Stored entries
= = = = =
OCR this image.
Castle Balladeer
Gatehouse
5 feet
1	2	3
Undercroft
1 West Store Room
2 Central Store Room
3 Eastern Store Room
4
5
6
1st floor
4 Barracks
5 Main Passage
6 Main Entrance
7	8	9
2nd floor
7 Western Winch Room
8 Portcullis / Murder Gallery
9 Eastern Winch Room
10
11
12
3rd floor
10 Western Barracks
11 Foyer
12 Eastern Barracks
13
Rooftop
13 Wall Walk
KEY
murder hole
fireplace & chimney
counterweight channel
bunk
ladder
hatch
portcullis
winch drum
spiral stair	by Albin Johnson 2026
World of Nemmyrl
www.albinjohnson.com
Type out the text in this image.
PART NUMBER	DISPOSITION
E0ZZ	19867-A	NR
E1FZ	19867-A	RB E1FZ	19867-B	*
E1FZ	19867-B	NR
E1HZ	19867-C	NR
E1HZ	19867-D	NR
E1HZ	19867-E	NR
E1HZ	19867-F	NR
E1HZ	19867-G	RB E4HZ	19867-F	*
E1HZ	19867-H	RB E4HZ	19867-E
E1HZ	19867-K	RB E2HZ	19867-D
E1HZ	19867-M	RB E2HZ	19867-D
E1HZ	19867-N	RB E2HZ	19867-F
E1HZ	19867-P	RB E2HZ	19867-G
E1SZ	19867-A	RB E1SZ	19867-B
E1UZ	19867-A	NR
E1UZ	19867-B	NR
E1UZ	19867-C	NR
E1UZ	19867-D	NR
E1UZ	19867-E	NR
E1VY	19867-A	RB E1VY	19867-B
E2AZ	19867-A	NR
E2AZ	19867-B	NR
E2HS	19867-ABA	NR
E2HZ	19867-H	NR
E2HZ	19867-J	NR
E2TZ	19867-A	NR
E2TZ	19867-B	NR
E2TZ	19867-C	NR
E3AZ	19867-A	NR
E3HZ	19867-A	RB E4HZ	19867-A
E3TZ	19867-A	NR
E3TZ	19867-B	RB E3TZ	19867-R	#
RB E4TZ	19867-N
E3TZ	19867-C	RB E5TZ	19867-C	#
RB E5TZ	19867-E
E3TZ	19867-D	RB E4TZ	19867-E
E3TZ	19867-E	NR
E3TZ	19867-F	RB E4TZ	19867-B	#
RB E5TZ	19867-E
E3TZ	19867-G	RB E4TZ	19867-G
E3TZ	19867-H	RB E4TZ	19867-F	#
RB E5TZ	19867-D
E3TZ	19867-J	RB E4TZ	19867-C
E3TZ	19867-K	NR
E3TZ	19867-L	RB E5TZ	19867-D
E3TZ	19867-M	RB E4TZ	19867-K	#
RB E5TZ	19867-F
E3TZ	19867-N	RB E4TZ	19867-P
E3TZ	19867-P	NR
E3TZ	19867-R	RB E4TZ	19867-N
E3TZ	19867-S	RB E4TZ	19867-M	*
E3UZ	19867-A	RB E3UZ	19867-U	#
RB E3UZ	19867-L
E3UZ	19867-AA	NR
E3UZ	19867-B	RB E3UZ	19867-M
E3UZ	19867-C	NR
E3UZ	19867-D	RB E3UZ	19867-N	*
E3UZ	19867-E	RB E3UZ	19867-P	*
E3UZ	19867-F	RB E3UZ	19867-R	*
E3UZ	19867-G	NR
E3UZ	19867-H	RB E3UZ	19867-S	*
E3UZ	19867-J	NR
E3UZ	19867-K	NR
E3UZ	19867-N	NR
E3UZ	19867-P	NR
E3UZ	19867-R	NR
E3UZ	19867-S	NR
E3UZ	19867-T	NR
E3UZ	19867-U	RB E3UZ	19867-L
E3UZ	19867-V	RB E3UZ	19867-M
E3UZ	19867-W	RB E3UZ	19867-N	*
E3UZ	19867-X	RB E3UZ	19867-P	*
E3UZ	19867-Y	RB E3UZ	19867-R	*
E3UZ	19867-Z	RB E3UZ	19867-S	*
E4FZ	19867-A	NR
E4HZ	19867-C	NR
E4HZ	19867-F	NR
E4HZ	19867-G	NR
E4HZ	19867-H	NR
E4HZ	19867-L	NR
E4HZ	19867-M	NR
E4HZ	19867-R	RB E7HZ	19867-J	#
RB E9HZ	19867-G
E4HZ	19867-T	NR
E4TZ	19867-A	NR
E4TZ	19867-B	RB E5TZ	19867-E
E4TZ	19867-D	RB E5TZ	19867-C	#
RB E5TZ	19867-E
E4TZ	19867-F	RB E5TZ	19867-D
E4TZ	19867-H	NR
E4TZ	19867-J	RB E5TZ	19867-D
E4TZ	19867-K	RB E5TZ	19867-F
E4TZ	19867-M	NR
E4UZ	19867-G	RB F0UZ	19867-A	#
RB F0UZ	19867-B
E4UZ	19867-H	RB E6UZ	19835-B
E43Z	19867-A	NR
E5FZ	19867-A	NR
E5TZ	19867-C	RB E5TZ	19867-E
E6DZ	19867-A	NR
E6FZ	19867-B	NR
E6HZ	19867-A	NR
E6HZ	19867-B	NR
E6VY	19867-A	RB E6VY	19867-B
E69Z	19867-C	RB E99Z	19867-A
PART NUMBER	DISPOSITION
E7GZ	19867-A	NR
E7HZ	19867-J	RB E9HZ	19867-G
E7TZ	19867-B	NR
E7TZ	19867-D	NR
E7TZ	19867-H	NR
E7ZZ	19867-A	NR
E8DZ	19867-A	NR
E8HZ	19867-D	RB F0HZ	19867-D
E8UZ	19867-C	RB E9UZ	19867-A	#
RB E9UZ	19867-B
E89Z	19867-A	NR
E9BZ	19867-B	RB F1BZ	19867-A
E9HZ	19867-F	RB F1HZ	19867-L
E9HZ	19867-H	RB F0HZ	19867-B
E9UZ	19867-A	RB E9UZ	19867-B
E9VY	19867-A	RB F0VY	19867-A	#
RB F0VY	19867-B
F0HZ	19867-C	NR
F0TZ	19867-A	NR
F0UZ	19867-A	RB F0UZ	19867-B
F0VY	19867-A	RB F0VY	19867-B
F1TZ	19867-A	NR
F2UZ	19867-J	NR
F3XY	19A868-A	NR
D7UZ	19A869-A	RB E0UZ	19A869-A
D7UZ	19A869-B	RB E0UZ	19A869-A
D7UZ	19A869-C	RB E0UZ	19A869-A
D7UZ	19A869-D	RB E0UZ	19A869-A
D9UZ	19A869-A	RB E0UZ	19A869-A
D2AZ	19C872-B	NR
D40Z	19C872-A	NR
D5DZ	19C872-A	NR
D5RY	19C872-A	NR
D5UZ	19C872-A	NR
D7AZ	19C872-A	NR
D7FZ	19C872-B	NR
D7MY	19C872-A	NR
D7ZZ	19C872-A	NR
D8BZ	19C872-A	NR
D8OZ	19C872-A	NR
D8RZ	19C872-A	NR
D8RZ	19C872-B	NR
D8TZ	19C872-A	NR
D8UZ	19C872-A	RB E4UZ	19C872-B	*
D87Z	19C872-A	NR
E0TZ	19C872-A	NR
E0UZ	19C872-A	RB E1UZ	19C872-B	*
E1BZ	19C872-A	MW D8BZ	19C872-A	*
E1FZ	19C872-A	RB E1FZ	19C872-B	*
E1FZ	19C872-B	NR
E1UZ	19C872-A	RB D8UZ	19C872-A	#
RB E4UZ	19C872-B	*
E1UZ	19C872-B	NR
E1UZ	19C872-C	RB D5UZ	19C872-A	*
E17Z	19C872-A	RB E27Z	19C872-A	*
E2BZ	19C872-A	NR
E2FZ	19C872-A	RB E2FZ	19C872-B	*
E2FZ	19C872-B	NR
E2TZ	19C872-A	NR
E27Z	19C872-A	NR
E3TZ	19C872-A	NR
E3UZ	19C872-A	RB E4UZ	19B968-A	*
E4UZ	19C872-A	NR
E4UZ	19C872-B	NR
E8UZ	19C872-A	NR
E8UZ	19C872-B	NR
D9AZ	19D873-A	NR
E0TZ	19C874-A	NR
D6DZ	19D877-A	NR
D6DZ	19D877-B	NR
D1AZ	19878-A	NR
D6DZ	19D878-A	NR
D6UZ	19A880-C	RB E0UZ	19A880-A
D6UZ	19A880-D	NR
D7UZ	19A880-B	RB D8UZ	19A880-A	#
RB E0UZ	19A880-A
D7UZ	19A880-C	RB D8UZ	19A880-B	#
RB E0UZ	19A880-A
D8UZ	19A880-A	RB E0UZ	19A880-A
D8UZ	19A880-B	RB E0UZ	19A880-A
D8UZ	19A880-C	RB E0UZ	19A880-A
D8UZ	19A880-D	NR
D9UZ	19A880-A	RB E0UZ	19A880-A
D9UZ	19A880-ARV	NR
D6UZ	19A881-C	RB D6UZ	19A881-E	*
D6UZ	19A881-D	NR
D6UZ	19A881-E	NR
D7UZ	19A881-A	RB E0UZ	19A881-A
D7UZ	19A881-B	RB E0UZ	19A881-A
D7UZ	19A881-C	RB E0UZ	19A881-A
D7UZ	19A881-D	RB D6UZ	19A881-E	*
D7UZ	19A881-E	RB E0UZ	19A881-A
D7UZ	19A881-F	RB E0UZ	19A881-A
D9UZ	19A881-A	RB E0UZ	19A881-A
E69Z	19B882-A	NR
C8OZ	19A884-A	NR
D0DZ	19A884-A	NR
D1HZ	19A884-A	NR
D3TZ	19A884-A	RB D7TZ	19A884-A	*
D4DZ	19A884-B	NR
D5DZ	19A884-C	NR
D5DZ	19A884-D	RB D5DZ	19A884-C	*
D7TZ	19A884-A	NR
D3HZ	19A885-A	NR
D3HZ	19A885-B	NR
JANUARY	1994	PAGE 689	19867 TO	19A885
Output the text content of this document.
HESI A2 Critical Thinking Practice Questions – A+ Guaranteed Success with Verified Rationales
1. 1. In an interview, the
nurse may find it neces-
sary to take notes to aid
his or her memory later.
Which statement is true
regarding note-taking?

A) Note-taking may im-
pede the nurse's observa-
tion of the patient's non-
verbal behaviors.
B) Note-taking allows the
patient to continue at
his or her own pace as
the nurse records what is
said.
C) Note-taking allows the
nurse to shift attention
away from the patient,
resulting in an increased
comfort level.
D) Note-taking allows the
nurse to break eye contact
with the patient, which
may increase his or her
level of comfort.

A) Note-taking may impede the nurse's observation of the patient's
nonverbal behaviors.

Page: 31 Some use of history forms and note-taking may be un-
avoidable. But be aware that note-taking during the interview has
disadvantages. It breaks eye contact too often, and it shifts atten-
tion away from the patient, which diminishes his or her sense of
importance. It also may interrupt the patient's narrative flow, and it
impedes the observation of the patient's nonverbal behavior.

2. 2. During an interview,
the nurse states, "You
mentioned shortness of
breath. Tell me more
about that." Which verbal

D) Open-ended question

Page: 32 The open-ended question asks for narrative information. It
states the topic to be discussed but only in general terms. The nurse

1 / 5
= = = = =
## TASK GOAL
Find every line holding the word "Eastern"; give their count and nothing else.

## TASK ANSWER
3